__GIVEN PROBLEM__. Copy out every record below exactly as written, but leave out any pictures.
───── RECORDS
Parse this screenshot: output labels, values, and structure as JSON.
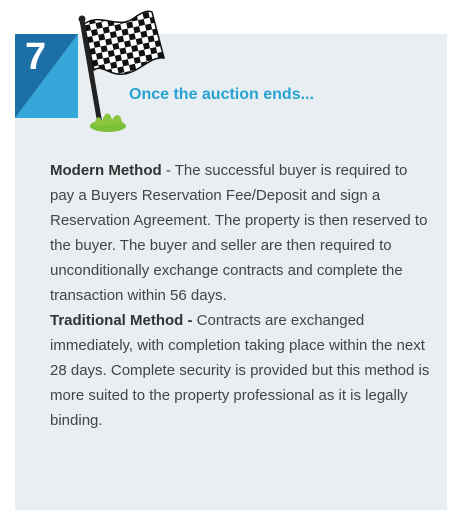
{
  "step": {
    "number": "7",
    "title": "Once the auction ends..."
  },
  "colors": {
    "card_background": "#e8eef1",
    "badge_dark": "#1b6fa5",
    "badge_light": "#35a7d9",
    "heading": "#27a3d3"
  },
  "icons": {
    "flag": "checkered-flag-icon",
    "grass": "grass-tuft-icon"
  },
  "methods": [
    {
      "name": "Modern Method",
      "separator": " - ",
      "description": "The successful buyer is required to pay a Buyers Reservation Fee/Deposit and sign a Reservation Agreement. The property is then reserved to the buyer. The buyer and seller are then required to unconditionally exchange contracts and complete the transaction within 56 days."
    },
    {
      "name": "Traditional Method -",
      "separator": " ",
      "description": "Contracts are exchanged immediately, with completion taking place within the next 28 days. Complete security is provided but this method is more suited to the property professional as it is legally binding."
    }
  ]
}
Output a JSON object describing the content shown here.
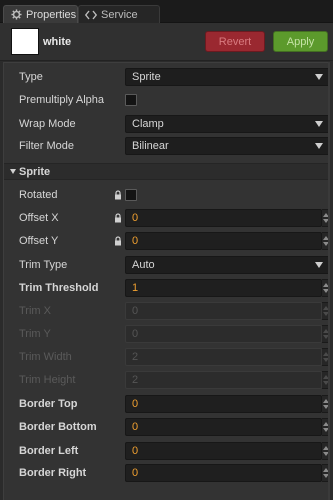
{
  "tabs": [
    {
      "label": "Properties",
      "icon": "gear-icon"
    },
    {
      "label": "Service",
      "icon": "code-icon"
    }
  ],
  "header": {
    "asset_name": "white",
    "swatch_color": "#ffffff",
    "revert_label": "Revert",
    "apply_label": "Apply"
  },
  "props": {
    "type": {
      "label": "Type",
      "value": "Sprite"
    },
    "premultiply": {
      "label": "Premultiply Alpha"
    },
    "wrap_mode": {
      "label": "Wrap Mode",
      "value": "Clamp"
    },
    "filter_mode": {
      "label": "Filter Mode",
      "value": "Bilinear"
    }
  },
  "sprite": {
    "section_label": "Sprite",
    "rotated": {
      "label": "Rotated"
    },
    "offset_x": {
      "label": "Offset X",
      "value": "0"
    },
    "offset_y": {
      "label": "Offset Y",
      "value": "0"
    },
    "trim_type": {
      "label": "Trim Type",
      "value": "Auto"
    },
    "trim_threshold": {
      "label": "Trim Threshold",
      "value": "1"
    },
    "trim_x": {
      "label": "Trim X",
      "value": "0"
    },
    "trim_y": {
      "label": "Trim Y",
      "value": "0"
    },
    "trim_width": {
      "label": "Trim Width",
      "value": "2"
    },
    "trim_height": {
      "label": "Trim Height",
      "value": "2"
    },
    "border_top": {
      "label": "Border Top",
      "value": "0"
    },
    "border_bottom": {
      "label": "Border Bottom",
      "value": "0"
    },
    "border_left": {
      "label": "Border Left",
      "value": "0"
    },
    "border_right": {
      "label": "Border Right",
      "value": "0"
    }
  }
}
──────────
__WORKED SOLUTION__.
Parse this screenshot: output labels, values, and structure as JSON.
{
  "step": {
    "number": "7",
    "title": "Once the auction ends..."
  },
  "colors": {
    "card_background": "#e8eef1",
    "badge_dark": "#1b6fa5",
    "badge_light": "#35a7d9",
    "heading": "#27a3d3"
  },
  "icons": {
    "flag": "checkered-flag-icon",
    "grass": "grass-tuft-icon"
  },
  "methods": [
    {
      "name": "Modern Method",
      "separator": " - ",
      "description": "The successful buyer is required to pay a Buyers Reservation Fee/Deposit and sign a Reservation Agreement. The property is then reserved to the buyer. The buyer and seller are then required to unconditionally exchange contracts and complete the transaction within 56 days."
    },
    {
      "name": "Traditional Method -",
      "separator": " ",
      "description": "Contracts are exchanged immediately, with completion taking place within the next 28 days. Complete security is provided but this method is more suited to the property professional as it is legally binding."
    }
  ]
}
Output a JSON object describing the content shown here.
{
  "tabs": [
    {
      "label": "Properties",
      "icon": "gear-icon"
    },
    {
      "label": "Service",
      "icon": "code-icon"
    }
  ],
  "header": {
    "asset_name": "white",
    "swatch_color": "#ffffff",
    "revert_label": "Revert",
    "apply_label": "Apply"
  },
  "props": {
    "type": {
      "label": "Type",
      "value": "Sprite"
    },
    "premultiply": {
      "label": "Premultiply Alpha"
    },
    "wrap_mode": {
      "label": "Wrap Mode",
      "value": "Clamp"
    },
    "filter_mode": {
      "label": "Filter Mode",
      "value": "Bilinear"
    }
  },
  "sprite": {
    "section_label": "Sprite",
    "rotated": {
      "label": "Rotated"
    },
    "offset_x": {
      "label": "Offset X",
      "value": "0"
    },
    "offset_y": {
      "label": "Offset Y",
      "value": "0"
    },
    "trim_type": {
      "label": "Trim Type",
      "value": "Auto"
    },
    "trim_threshold": {
      "label": "Trim Threshold",
      "value": "1"
    },
    "trim_x": {
      "label": "Trim X",
      "value": "0"
    },
    "trim_y": {
      "label": "Trim Y",
      "value": "0"
    },
    "trim_width": {
      "label": "Trim Width",
      "value": "2"
    },
    "trim_height": {
      "label": "Trim Height",
      "value": "2"
    },
    "border_top": {
      "label": "Border Top",
      "value": "0"
    },
    "border_bottom": {
      "label": "Border Bottom",
      "value": "0"
    },
    "border_left": {
      "label": "Border Left",
      "value": "0"
    },
    "border_right": {
      "label": "Border Right",
      "value": "0"
    }
  }
}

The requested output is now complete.